**STATED GOAL**
Retype the passage below on hydrogen and oxygen reactions in full, word for word.

**SELECTION**
== == ==
Unlike the rest of the Group 1A elements, which exist as metals, elemental hydrogen exists as gaseous H2 molecules. Compounds formed between hydrogen and non-metals are molecular rather than ionic. (i.e., hydrogen forms covalent bonds with non-metals). For example, hydrogen reacts with halogens (Group VIIA) according to:
H2 (g) + X2 → 2 HX(g)
2 H2 (g) + O2(g) → 2 H2O(g)
8 H2 (g) + S8(s) → 8 H2S(g)
3 H2 (g) + N2(g) → 2 NH3(g)
Hydrogen can also form compunds with more active metals to form ionic hydrides. For example, lithium hydride is formed according to:
2 Li(s) + H2 (g) → 2 LiH(s)
The metal (Li in this case) loses an electron to become a cation and H gains an electron to become H- (hydride anion), which has an charge of -1. Here's another example:
Mg(s) + H2 (g) → MgH2(s)
By gaining an electron, the hydride ion obtains the stable electron configuration of a closed n=1 shell, that is, the noble gas configuration of He.
Oxygen is a group 6A element. Elemental Oxygen is found in two forms: oxygen gas (O2) and and ozone gas (O3). Different forms of an element in the same state are called Allotropes.
When oxygen reacts with most metals a metal oxide is formed where oxygen has an oxidation state of -2. For example, zinc oxide is formed when zinc metal reacts with oxygen gas:
2 Zn(s) + O2 (g) → 2 ZnO(s)
== == ==
**GIVEN ENTRIES**
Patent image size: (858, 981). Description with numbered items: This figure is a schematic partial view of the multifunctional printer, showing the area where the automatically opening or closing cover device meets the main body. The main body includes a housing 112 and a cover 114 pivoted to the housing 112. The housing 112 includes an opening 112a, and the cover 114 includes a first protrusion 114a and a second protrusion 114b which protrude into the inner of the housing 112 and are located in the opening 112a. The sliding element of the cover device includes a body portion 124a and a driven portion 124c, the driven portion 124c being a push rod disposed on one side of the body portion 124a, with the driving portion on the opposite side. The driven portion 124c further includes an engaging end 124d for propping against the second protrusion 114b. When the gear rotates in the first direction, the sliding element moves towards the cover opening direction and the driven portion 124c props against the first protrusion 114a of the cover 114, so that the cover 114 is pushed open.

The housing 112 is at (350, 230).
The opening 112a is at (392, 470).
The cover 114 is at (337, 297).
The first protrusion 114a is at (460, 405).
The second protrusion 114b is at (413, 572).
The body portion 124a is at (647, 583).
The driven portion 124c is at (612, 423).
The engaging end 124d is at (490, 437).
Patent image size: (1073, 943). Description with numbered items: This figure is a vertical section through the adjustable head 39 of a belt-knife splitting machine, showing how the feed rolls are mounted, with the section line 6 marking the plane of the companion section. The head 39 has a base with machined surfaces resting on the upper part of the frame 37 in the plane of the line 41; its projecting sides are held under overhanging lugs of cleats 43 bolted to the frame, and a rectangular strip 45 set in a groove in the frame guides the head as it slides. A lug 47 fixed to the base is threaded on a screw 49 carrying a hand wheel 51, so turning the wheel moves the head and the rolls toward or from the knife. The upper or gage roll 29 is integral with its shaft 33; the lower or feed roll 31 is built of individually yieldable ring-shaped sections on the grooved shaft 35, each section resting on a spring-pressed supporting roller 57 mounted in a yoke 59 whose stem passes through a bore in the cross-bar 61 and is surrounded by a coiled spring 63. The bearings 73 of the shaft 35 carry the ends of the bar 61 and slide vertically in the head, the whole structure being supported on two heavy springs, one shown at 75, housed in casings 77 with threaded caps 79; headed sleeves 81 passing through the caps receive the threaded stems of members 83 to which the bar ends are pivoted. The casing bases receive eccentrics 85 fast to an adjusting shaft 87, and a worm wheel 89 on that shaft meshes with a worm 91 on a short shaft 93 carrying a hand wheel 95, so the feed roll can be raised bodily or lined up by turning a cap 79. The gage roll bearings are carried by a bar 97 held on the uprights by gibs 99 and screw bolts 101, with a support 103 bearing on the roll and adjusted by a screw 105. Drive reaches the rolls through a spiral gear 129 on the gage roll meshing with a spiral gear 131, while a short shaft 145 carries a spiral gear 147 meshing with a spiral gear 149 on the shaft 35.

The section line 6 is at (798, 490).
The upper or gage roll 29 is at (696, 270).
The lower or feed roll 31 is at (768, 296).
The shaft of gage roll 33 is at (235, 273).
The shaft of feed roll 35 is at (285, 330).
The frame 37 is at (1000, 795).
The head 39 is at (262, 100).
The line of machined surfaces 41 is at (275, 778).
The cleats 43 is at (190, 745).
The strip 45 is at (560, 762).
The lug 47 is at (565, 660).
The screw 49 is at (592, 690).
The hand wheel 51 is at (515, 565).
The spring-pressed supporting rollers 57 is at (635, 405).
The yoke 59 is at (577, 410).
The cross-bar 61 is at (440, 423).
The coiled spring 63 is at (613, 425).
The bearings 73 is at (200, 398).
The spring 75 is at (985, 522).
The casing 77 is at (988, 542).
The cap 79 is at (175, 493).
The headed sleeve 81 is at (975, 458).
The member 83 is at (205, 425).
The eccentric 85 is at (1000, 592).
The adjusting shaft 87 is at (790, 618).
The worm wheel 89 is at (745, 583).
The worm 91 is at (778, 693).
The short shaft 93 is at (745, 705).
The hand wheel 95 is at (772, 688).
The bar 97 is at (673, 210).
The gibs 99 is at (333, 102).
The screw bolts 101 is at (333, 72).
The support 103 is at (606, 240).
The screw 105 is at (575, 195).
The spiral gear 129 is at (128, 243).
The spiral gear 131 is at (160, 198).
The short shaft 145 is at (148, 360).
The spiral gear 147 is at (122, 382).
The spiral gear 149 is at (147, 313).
== == ==
**TASK OUTPUT**
Unlike the rest of the Group 1A elements, which exist as metals, elemental hydrogen exists as gaseous H2 molecules. Compounds formed between hydrogen and non-metals are molecular rather than ionic. (i.e., hydrogen forms covalent bonds with non-metals). For example, hydrogen reacts with halogens (Group VIIA) according to:
H2 (g) + X2 → 2 HX(g)
2 H2 (g) + O2(g) → 2 H2O(g)
8 H2 (g) + S8(s) → 8 H2S(g)
3 H2 (g) + N2(g) → 2 NH3(g)
Hydrogen can also form compunds with more active metals to form ionic hydrides. For example, lithium hydride is formed according to:
2 Li(s) + H2 (g) → 2 LiH(s)
The metal (Li in this case) loses an electron to become a cation and H gains an electron to become H- (hydride anion), which has an charge of -1. Here's another example:
Mg(s) + H2 (g) → MgH2(s)
By gaining an electron, the hydride ion obtains the stable electron configuration of a closed n=1 shell, that is, the noble gas configuration of He.
Oxygen is a group 6A element. Elemental Oxygen is found in two forms: oxygen gas (O2) and and ozone gas (O3). Different forms of an element in the same state are called Allotropes.
When oxygen reacts with most metals a metal oxide is formed where oxygen has an oxidation state of -2. For example, zinc oxide is formed when zinc metal reacts with oxygen gas:
2 Zn(s) + O2 (g) → 2 ZnO(s)